Data for this exercise:
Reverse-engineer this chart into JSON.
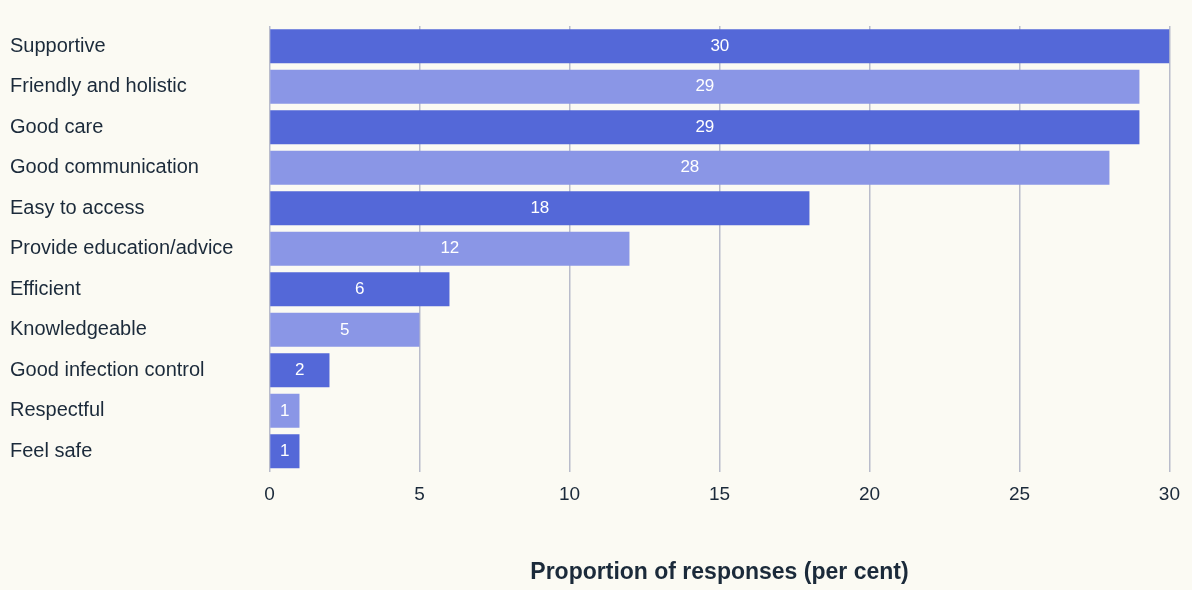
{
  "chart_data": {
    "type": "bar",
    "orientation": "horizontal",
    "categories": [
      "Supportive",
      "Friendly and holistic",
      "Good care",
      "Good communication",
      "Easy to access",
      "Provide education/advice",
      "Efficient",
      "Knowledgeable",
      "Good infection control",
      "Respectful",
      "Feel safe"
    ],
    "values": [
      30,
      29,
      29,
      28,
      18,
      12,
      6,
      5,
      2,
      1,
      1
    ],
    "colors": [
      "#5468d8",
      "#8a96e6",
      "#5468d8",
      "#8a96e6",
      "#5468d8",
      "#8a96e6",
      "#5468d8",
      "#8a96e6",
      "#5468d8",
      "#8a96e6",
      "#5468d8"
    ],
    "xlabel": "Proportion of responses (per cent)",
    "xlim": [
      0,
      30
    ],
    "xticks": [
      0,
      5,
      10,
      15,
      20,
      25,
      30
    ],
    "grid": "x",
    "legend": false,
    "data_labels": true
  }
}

...

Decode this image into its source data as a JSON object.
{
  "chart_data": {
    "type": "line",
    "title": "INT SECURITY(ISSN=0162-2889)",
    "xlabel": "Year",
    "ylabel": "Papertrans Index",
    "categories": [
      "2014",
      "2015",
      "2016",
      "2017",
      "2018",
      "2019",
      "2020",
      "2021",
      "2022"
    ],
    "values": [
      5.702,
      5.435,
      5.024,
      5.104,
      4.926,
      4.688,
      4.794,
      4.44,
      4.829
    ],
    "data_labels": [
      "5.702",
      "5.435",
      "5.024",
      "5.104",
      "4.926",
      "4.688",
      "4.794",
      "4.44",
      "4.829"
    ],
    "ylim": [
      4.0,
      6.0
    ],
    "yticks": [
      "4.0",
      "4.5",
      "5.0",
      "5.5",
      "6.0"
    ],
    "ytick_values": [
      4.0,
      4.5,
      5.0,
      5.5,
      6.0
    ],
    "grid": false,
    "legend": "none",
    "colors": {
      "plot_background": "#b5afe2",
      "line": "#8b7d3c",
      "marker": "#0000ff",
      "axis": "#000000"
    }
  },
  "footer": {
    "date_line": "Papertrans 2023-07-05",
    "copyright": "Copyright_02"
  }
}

What you should do: Among the lines of the material, find those that hold the word "JSON" and copy them.

Written solution:
Reverse-engineer this chart into JSON.
Decode this image into its source data as a JSON object.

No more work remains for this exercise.